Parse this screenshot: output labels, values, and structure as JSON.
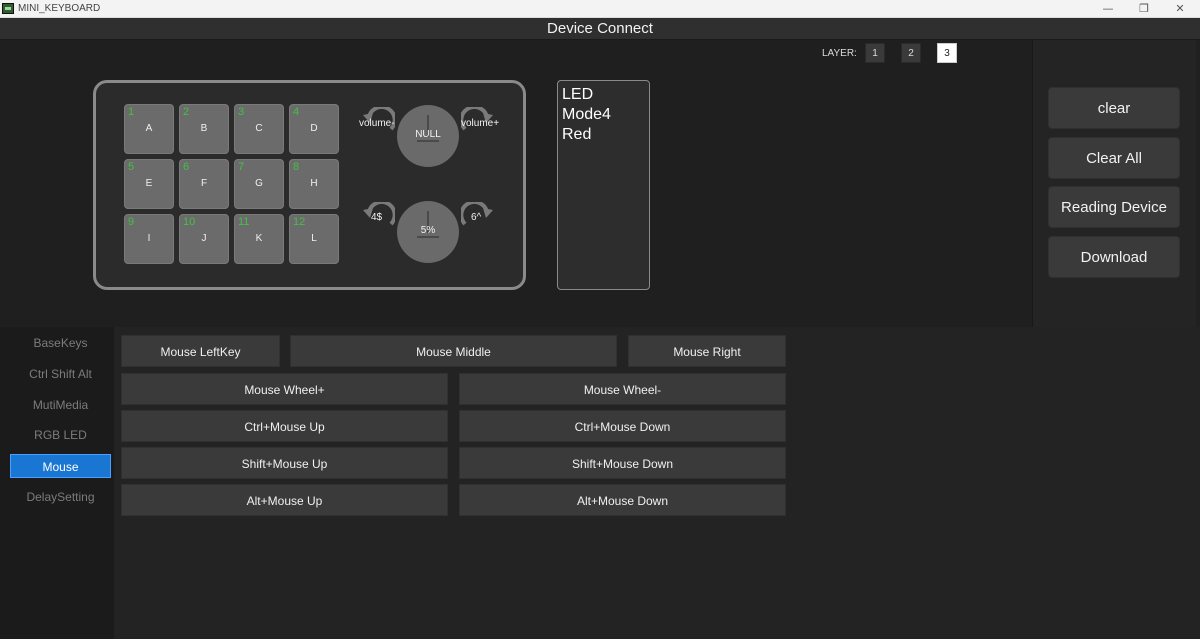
{
  "window": {
    "title": "MINI_KEYBOARD",
    "controls": {
      "minimize": "—",
      "maximize": "❐",
      "close": "✕"
    }
  },
  "header": {
    "title": "Device Connect"
  },
  "layer": {
    "label": "LAYER:",
    "buttons": [
      "1",
      "2",
      "3"
    ],
    "active": "3"
  },
  "keys": [
    {
      "num": "1",
      "label": "A"
    },
    {
      "num": "2",
      "label": "B"
    },
    {
      "num": "3",
      "label": "C"
    },
    {
      "num": "4",
      "label": "D"
    },
    {
      "num": "5",
      "label": "E"
    },
    {
      "num": "6",
      "label": "F"
    },
    {
      "num": "7",
      "label": "G"
    },
    {
      "num": "8",
      "label": "H"
    },
    {
      "num": "9",
      "label": "I"
    },
    {
      "num": "10",
      "label": "J"
    },
    {
      "num": "11",
      "label": "K"
    },
    {
      "num": "12",
      "label": "L"
    }
  ],
  "knobs": [
    {
      "left": "volume-",
      "press": "NULL",
      "right": "volume+"
    },
    {
      "left": "4$",
      "press": "5%",
      "right": "6^"
    }
  ],
  "led": {
    "lines": [
      "LED",
      "Mode4",
      "Red"
    ]
  },
  "actions": {
    "clear": "clear",
    "clear_all": "Clear All",
    "reading_device": "Reading Device",
    "download": "Download"
  },
  "nav": {
    "items": [
      "BaseKeys",
      "Ctrl Shift Alt",
      "MutiMedia",
      "RGB LED",
      "Mouse",
      "DelaySetting"
    ],
    "active": "Mouse"
  },
  "mouse_buttons": {
    "left_key": "Mouse LeftKey",
    "middle": "Mouse Middle",
    "right": "Mouse Right",
    "wheel_up": "Mouse Wheel+",
    "wheel_down": "Mouse Wheel-",
    "ctrl_up": "Ctrl+Mouse Up",
    "ctrl_down": "Ctrl+Mouse Down",
    "shift_up": "Shift+Mouse Up",
    "shift_down": "Shift+Mouse Down",
    "alt_up": "Alt+Mouse Up",
    "alt_down": "Alt+Mouse Down"
  },
  "colors": {
    "accent": "#1976d2",
    "key_number": "#44c044",
    "key_face": "#6b6b6b",
    "button": "#3a3a3a"
  }
}
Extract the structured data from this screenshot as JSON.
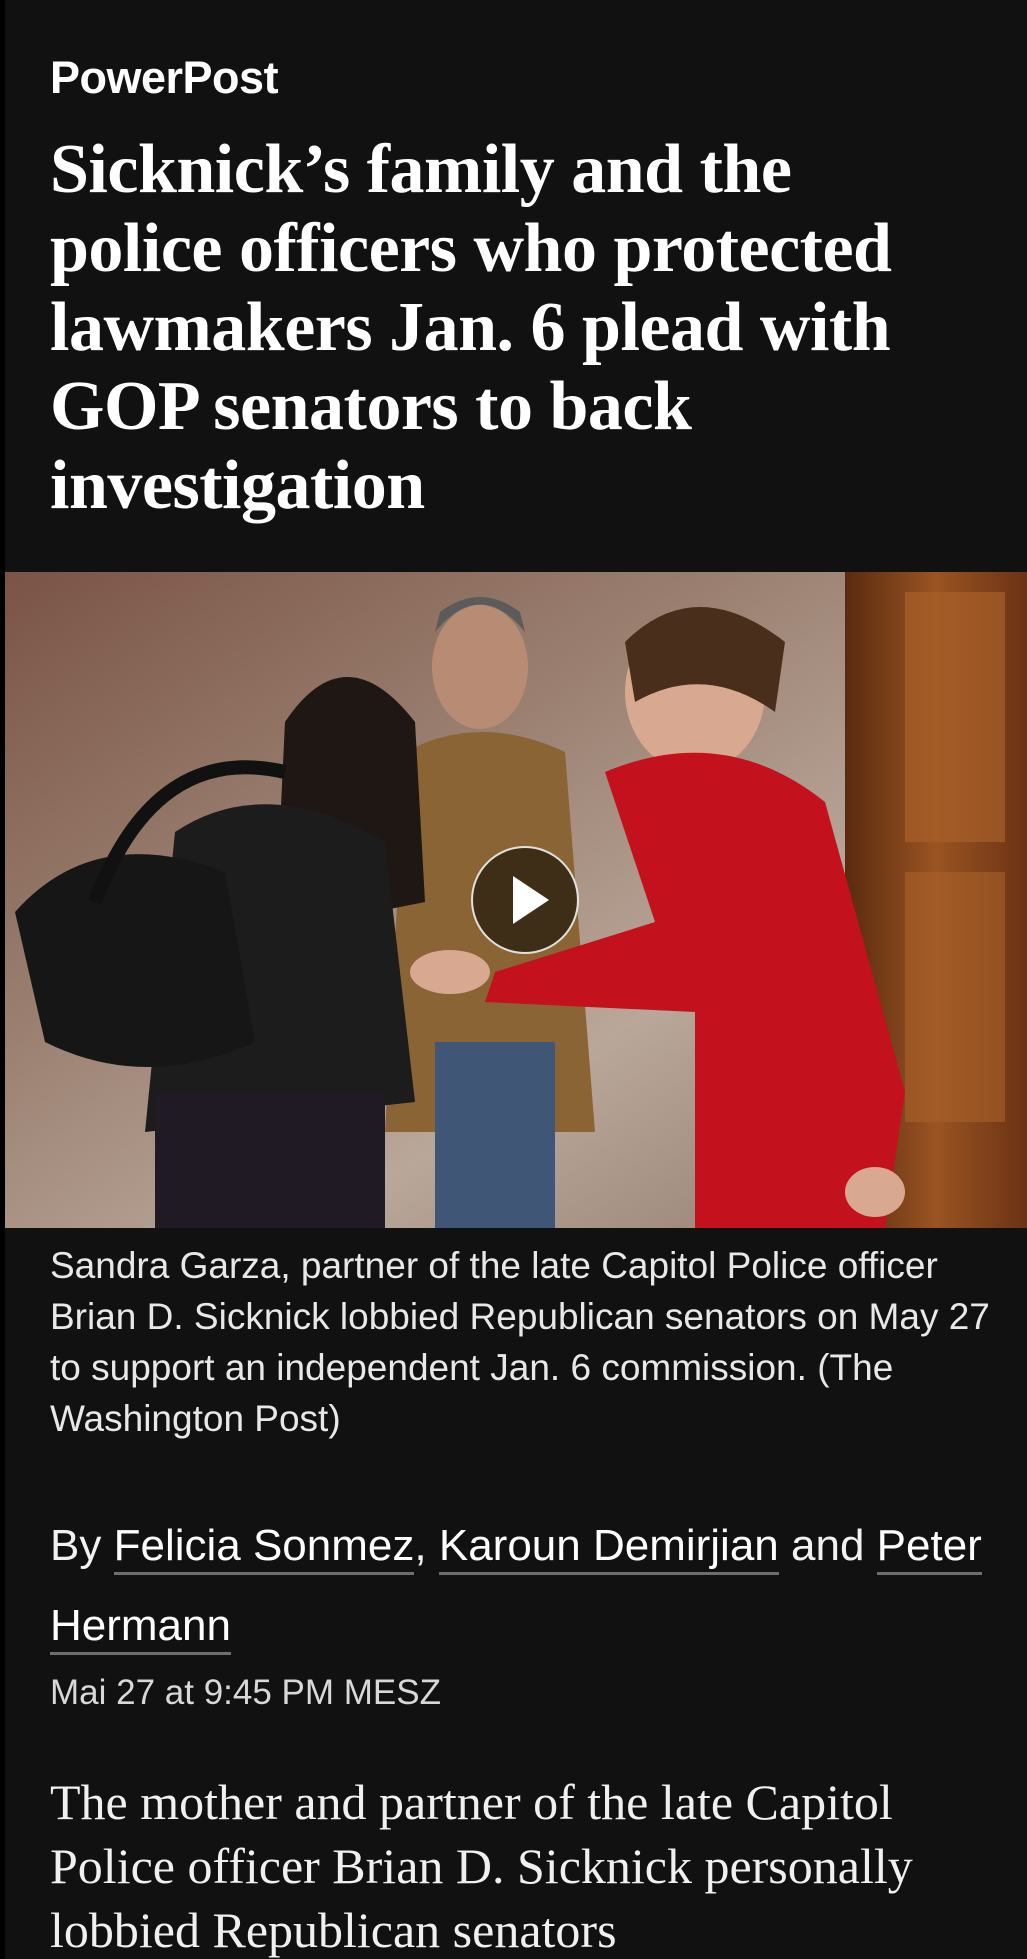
{
  "article": {
    "kicker": "PowerPost",
    "headline": "Sicknick’s family and the police officers who protected lawmakers Jan. 6 plead with GOP senators to back investigation",
    "media": {
      "play_icon": "play-icon"
    },
    "caption": "Sandra Garza, partner of the late Capitol Police officer Brian D. Sicknick lobbied Republican senators on May 27 to support an independent Jan. 6 commission. (The Washington Post)",
    "byline": {
      "prefix": "By",
      "authors": [
        "Felicia Sonmez",
        "Karoun Demirjian",
        "Peter Hermann"
      ],
      "separator": ",",
      "conjunction": "and"
    },
    "timestamp": "Mai 27 at 9:45 PM MESZ",
    "body_first_paragraph": "The mother and partner of the late Capitol Police officer Brian D. Sicknick personally lobbied Republican senators"
  },
  "colors": {
    "background": "#111111",
    "text": "#f2f2f2",
    "link_underline": "#6e6e6e"
  }
}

**TASK BRIEF**
Each record should be quoted exactly, with the images omitted.

**RESULT**
Parse this screenshot: output labels, values, and structure as JSON.
{
  "window": {
    "title": "MINI_KEYBOARD",
    "controls": {
      "minimize": "—",
      "maximize": "❐",
      "close": "✕"
    }
  },
  "header": {
    "title": "Device Connect"
  },
  "layer": {
    "label": "LAYER:",
    "buttons": [
      "1",
      "2",
      "3"
    ],
    "active": "3"
  },
  "keys": [
    {
      "num": "1",
      "label": "A"
    },
    {
      "num": "2",
      "label": "B"
    },
    {
      "num": "3",
      "label": "C"
    },
    {
      "num": "4",
      "label": "D"
    },
    {
      "num": "5",
      "label": "E"
    },
    {
      "num": "6",
      "label": "F"
    },
    {
      "num": "7",
      "label": "G"
    },
    {
      "num": "8",
      "label": "H"
    },
    {
      "num": "9",
      "label": "I"
    },
    {
      "num": "10",
      "label": "J"
    },
    {
      "num": "11",
      "label": "K"
    },
    {
      "num": "12",
      "label": "L"
    }
  ],
  "knobs": [
    {
      "left": "volume-",
      "press": "NULL",
      "right": "volume+"
    },
    {
      "left": "4$",
      "press": "5%",
      "right": "6^"
    }
  ],
  "led": {
    "lines": [
      "LED",
      "Mode4",
      "Red"
    ]
  },
  "actions": {
    "clear": "clear",
    "clear_all": "Clear All",
    "reading_device": "Reading Device",
    "download": "Download"
  },
  "nav": {
    "items": [
      "BaseKeys",
      "Ctrl Shift Alt",
      "MutiMedia",
      "RGB LED",
      "Mouse",
      "DelaySetting"
    ],
    "active": "Mouse"
  },
  "mouse_buttons": {
    "left_key": "Mouse LeftKey",
    "middle": "Mouse Middle",
    "right": "Mouse Right",
    "wheel_up": "Mouse Wheel+",
    "wheel_down": "Mouse Wheel-",
    "ctrl_up": "Ctrl+Mouse Up",
    "ctrl_down": "Ctrl+Mouse Down",
    "shift_up": "Shift+Mouse Up",
    "shift_down": "Shift+Mouse Down",
    "alt_up": "Alt+Mouse Up",
    "alt_down": "Alt+Mouse Down"
  },
  "colors": {
    "accent": "#1976d2",
    "key_number": "#44c044",
    "key_face": "#6b6b6b",
    "button": "#3a3a3a"
  }
}
Extract the structured data from this screenshot as JSON.
{
  "article": {
    "kicker": "PowerPost",
    "headline": "Sicknick’s family and the police officers who protected lawmakers Jan. 6 plead with GOP senators to back investigation",
    "media": {
      "play_icon": "play-icon"
    },
    "caption": "Sandra Garza, partner of the late Capitol Police officer Brian D. Sicknick lobbied Republican senators on May 27 to support an independent Jan. 6 commission. (The Washington Post)",
    "byline": {
      "prefix": "By",
      "authors": [
        "Felicia Sonmez",
        "Karoun Demirjian",
        "Peter Hermann"
      ],
      "separator": ",",
      "conjunction": "and"
    },
    "timestamp": "Mai 27 at 9:45 PM MESZ",
    "body_first_paragraph": "The mother and partner of the late Capitol Police officer Brian D. Sicknick personally lobbied Republican senators"
  },
  "colors": {
    "background": "#111111",
    "text": "#f2f2f2",
    "link_underline": "#6e6e6e"
  }
}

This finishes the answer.